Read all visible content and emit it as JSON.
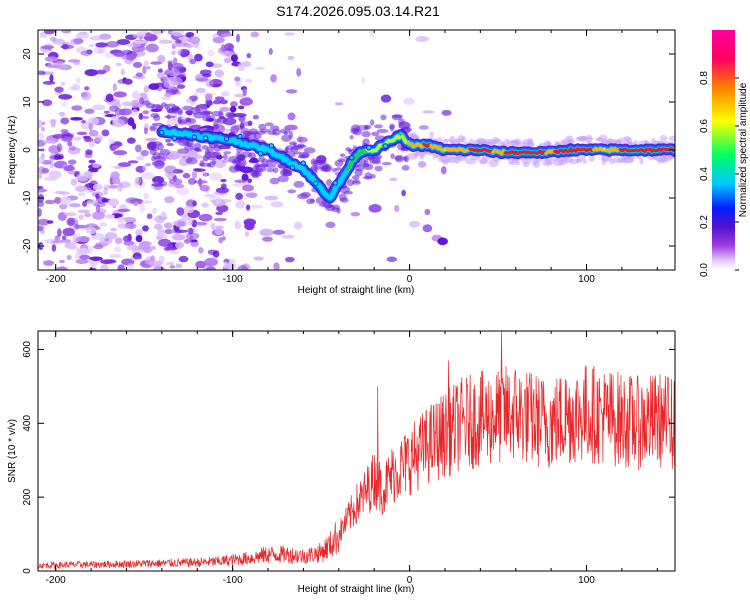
{
  "title": "S174.2026.095.03.14.R21",
  "colors": {
    "snr_line": "#e8262a",
    "ridge_peak": "#e02020",
    "ridge_mid": "#20d040",
    "ridge_low": "#1060ff",
    "noise": "#8a2be2"
  },
  "chart_data": [
    {
      "type": "heatmap",
      "title": "",
      "xlabel": "Height of straight line (km)",
      "ylabel": "Frequency (Hz)",
      "xlim": [
        -210,
        150
      ],
      "ylim": [
        -25,
        25
      ],
      "xticks": [
        -200,
        -100,
        0,
        100
      ],
      "xtick_labels": [
        "-200",
        "-100",
        "0",
        "100"
      ],
      "yticks": [
        20,
        10,
        0,
        -10,
        -20
      ],
      "ytick_labels": [
        "20",
        "10",
        "0",
        "-10",
        "-20"
      ],
      "colorbar": {
        "label": "Normalized spectral amplitude",
        "range": [
          0,
          1
        ],
        "ticks": [
          0.0,
          0.2,
          0.4,
          0.6,
          0.8
        ],
        "tick_labels": [
          "0.0",
          "0.2",
          "0.4",
          "0.6",
          "0.8"
        ],
        "colormap": [
          "#ffffff",
          "#e6c8ff",
          "#a040e0",
          "#5010d0",
          "#0020ff",
          "#00c8ff",
          "#00ff60",
          "#ffff00",
          "#ff8000",
          "#ff0060",
          "#ff00a0"
        ]
      },
      "ridge": {
        "x": [
          -140,
          -120,
          -100,
          -90,
          -80,
          -70,
          -60,
          -50,
          -45,
          -40,
          -35,
          -30,
          -25,
          -20,
          -15,
          -10,
          -5,
          0,
          10,
          20,
          30,
          40,
          50,
          60,
          70,
          80,
          90,
          100,
          110,
          120,
          130,
          140,
          150
        ],
        "y": [
          4,
          3,
          2,
          1,
          0,
          -2,
          -4,
          -8,
          -10,
          -7,
          -4,
          -1,
          0,
          0,
          1,
          2,
          3,
          1,
          1,
          0,
          0,
          0,
          -0.5,
          -0.5,
          -0.5,
          -0.5,
          0,
          0,
          0,
          0,
          0,
          0,
          0
        ],
        "amplitude": [
          0.25,
          0.25,
          0.2,
          0.2,
          0.15,
          0.15,
          0.15,
          0.2,
          0.3,
          0.35,
          0.4,
          0.45,
          0.55,
          0.6,
          0.55,
          0.6,
          0.55,
          0.75,
          0.85,
          0.7,
          0.8,
          0.85,
          0.8,
          0.85,
          0.85,
          0.8,
          0.9,
          0.9,
          0.7,
          0.85,
          0.9,
          0.9,
          0.9
        ]
      }
    },
    {
      "type": "line",
      "title": "",
      "xlabel": "Height of straight line (km)",
      "ylabel": "SNR (10 * v/v)",
      "xlim": [
        -210,
        150
      ],
      "ylim": [
        0,
        650
      ],
      "xticks": [
        -200,
        -100,
        0,
        100
      ],
      "xtick_labels": [
        "-200",
        "-100",
        "0",
        "100"
      ],
      "yticks": [
        0,
        200,
        400,
        600
      ],
      "ytick_labels": [
        "0",
        "200",
        "400",
        "600"
      ],
      "series": [
        {
          "name": "SNR",
          "x": [
            -210,
            -190,
            -170,
            -150,
            -130,
            -110,
            -100,
            -90,
            -80,
            -70,
            -60,
            -50,
            -45,
            -40,
            -35,
            -30,
            -25,
            -20,
            -15,
            -10,
            -5,
            0,
            10,
            20,
            30,
            40,
            50,
            60,
            70,
            80,
            90,
            100,
            110,
            120,
            130,
            140,
            150
          ],
          "values": [
            15,
            17,
            18,
            20,
            22,
            25,
            30,
            35,
            45,
            45,
            40,
            50,
            70,
            100,
            140,
            180,
            210,
            250,
            220,
            260,
            280,
            300,
            340,
            370,
            400,
            410,
            420,
            430,
            410,
            400,
            420,
            430,
            420,
            410,
            400,
            410,
            400
          ]
        }
      ],
      "spikes": [
        {
          "x": -18,
          "y": 500
        },
        {
          "x": 22,
          "y": 570
        },
        {
          "x": 52,
          "y": 650
        },
        {
          "x": 88,
          "y": 520
        },
        {
          "x": 148,
          "y": 520
        }
      ]
    }
  ]
}
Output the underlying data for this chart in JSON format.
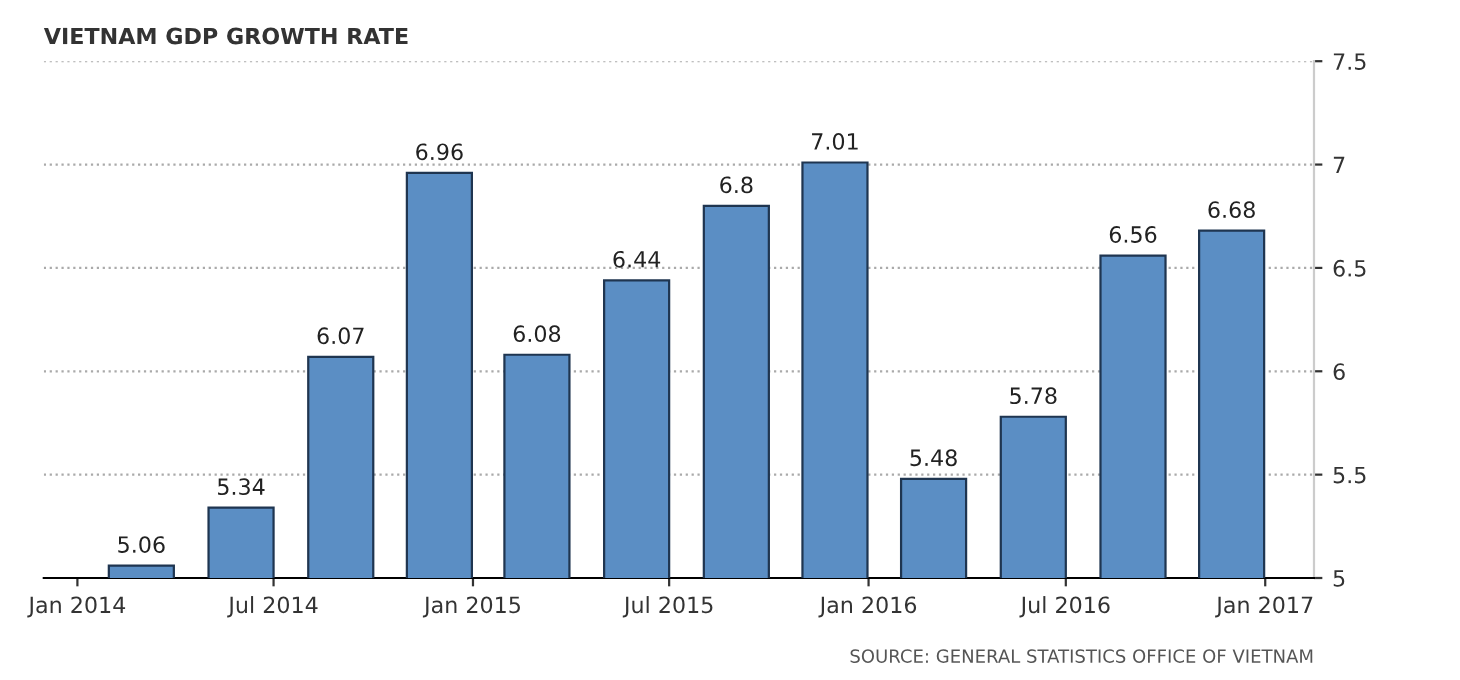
{
  "chart_data": {
    "type": "bar",
    "title": "VIETNAM GDP GROWTH RATE",
    "x": [
      "2014-03",
      "2014-06",
      "2014-09",
      "2014-12",
      "2015-03",
      "2015-06",
      "2015-09",
      "2015-12",
      "2016-03",
      "2016-06",
      "2016-09",
      "2016-12"
    ],
    "values": [
      5.06,
      5.34,
      6.07,
      6.96,
      6.08,
      6.44,
      6.8,
      7.01,
      5.48,
      5.78,
      6.56,
      6.68
    ],
    "color": "#5b8ec4",
    "data_labels": true,
    "xlim": [
      "2013-12-01",
      "2017-02-15"
    ],
    "xticks": [
      {
        "value": "2014-01",
        "label": "Jan 2014"
      },
      {
        "value": "2014-07",
        "label": "Jul 2014"
      },
      {
        "value": "2015-01",
        "label": "Jan 2015"
      },
      {
        "value": "2015-07",
        "label": "Jul 2015"
      },
      {
        "value": "2016-01",
        "label": "Jan 2016"
      },
      {
        "value": "2016-07",
        "label": "Jul 2016"
      },
      {
        "value": "2017-01",
        "label": "Jan 2017"
      }
    ],
    "ylim": [
      5,
      7.5
    ],
    "yticks": [
      5,
      5.5,
      6,
      6.5,
      7,
      7.5
    ],
    "grid": "y",
    "annotations": [
      "SOURCE: GENERAL STATISTICS OFFICE OF VIETNAM"
    ]
  }
}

-*-*-

| Problem requirements |
Using the material above, retype each entry exactly and omit the pictures.

| Answer below |
Read all visible content and emit it as JSON.
{
  "title": "S174.2026.095.03.14.R21",
  "colors": {
    "snr_line": "#e8262a",
    "ridge_peak": "#e02020",
    "ridge_mid": "#20d040",
    "ridge_low": "#1060ff",
    "noise": "#8a2be2"
  },
  "chart_data": [
    {
      "type": "heatmap",
      "title": "",
      "xlabel": "Height of straight line (km)",
      "ylabel": "Frequency (Hz)",
      "xlim": [
        -210,
        150
      ],
      "ylim": [
        -25,
        25
      ],
      "xticks": [
        -200,
        -100,
        0,
        100
      ],
      "xtick_labels": [
        "-200",
        "-100",
        "0",
        "100"
      ],
      "yticks": [
        20,
        10,
        0,
        -10,
        -20
      ],
      "ytick_labels": [
        "20",
        "10",
        "0",
        "-10",
        "-20"
      ],
      "colorbar": {
        "label": "Normalized spectral amplitude",
        "range": [
          0,
          1
        ],
        "ticks": [
          0.0,
          0.2,
          0.4,
          0.6,
          0.8
        ],
        "tick_labels": [
          "0.0",
          "0.2",
          "0.4",
          "0.6",
          "0.8"
        ],
        "colormap": [
          "#ffffff",
          "#e6c8ff",
          "#a040e0",
          "#5010d0",
          "#0020ff",
          "#00c8ff",
          "#00ff60",
          "#ffff00",
          "#ff8000",
          "#ff0060",
          "#ff00a0"
        ]
      },
      "ridge": {
        "x": [
          -140,
          -120,
          -100,
          -90,
          -80,
          -70,
          -60,
          -50,
          -45,
          -40,
          -35,
          -30,
          -25,
          -20,
          -15,
          -10,
          -5,
          0,
          10,
          20,
          30,
          40,
          50,
          60,
          70,
          80,
          90,
          100,
          110,
          120,
          130,
          140,
          150
        ],
        "y": [
          4,
          3,
          2,
          1,
          0,
          -2,
          -4,
          -8,
          -10,
          -7,
          -4,
          -1,
          0,
          0,
          1,
          2,
          3,
          1,
          1,
          0,
          0,
          0,
          -0.5,
          -0.5,
          -0.5,
          -0.5,
          0,
          0,
          0,
          0,
          0,
          0,
          0
        ],
        "amplitude": [
          0.25,
          0.25,
          0.2,
          0.2,
          0.15,
          0.15,
          0.15,
          0.2,
          0.3,
          0.35,
          0.4,
          0.45,
          0.55,
          0.6,
          0.55,
          0.6,
          0.55,
          0.75,
          0.85,
          0.7,
          0.8,
          0.85,
          0.8,
          0.85,
          0.85,
          0.8,
          0.9,
          0.9,
          0.7,
          0.85,
          0.9,
          0.9,
          0.9
        ]
      }
    },
    {
      "type": "line",
      "title": "",
      "xlabel": "Height of straight line (km)",
      "ylabel": "SNR (10 * v/v)",
      "xlim": [
        -210,
        150
      ],
      "ylim": [
        0,
        650
      ],
      "xticks": [
        -200,
        -100,
        0,
        100
      ],
      "xtick_labels": [
        "-200",
        "-100",
        "0",
        "100"
      ],
      "yticks": [
        0,
        200,
        400,
        600
      ],
      "ytick_labels": [
        "0",
        "200",
        "400",
        "600"
      ],
      "series": [
        {
          "name": "SNR",
          "x": [
            -210,
            -190,
            -170,
            -150,
            -130,
            -110,
            -100,
            -90,
            -80,
            -70,
            -60,
            -50,
            -45,
            -40,
            -35,
            -30,
            -25,
            -20,
            -15,
            -10,
            -5,
            0,
            10,
            20,
            30,
            40,
            50,
            60,
            70,
            80,
            90,
            100,
            110,
            120,
            130,
            140,
            150
          ],
          "values": [
            15,
            17,
            18,
            20,
            22,
            25,
            30,
            35,
            45,
            45,
            40,
            50,
            70,
            100,
            140,
            180,
            210,
            250,
            220,
            260,
            280,
            300,
            340,
            370,
            400,
            410,
            420,
            430,
            410,
            400,
            420,
            430,
            420,
            410,
            400,
            410,
            400
          ]
        }
      ],
      "spikes": [
        {
          "x": -18,
          "y": 500
        },
        {
          "x": 22,
          "y": 570
        },
        {
          "x": 52,
          "y": 650
        },
        {
          "x": 88,
          "y": 520
        },
        {
          "x": 148,
          "y": 520
        }
      ]
    }
  ]
}
Output the underlying data for this chart in JSON format.
{
  "chart_data": {
    "type": "bar",
    "title": "VIETNAM GDP GROWTH RATE",
    "x": [
      "2014-03",
      "2014-06",
      "2014-09",
      "2014-12",
      "2015-03",
      "2015-06",
      "2015-09",
      "2015-12",
      "2016-03",
      "2016-06",
      "2016-09",
      "2016-12"
    ],
    "values": [
      5.06,
      5.34,
      6.07,
      6.96,
      6.08,
      6.44,
      6.8,
      7.01,
      5.48,
      5.78,
      6.56,
      6.68
    ],
    "color": "#5b8ec4",
    "data_labels": true,
    "xlim": [
      "2013-12-01",
      "2017-02-15"
    ],
    "xticks": [
      {
        "value": "2014-01",
        "label": "Jan 2014"
      },
      {
        "value": "2014-07",
        "label": "Jul 2014"
      },
      {
        "value": "2015-01",
        "label": "Jan 2015"
      },
      {
        "value": "2015-07",
        "label": "Jul 2015"
      },
      {
        "value": "2016-01",
        "label": "Jan 2016"
      },
      {
        "value": "2016-07",
        "label": "Jul 2016"
      },
      {
        "value": "2017-01",
        "label": "Jan 2017"
      }
    ],
    "ylim": [
      5,
      7.5
    ],
    "yticks": [
      5,
      5.5,
      6,
      6.5,
      7,
      7.5
    ],
    "grid": "y",
    "annotations": [
      "SOURCE: GENERAL STATISTICS OFFICE OF VIETNAM"
    ]
  }
}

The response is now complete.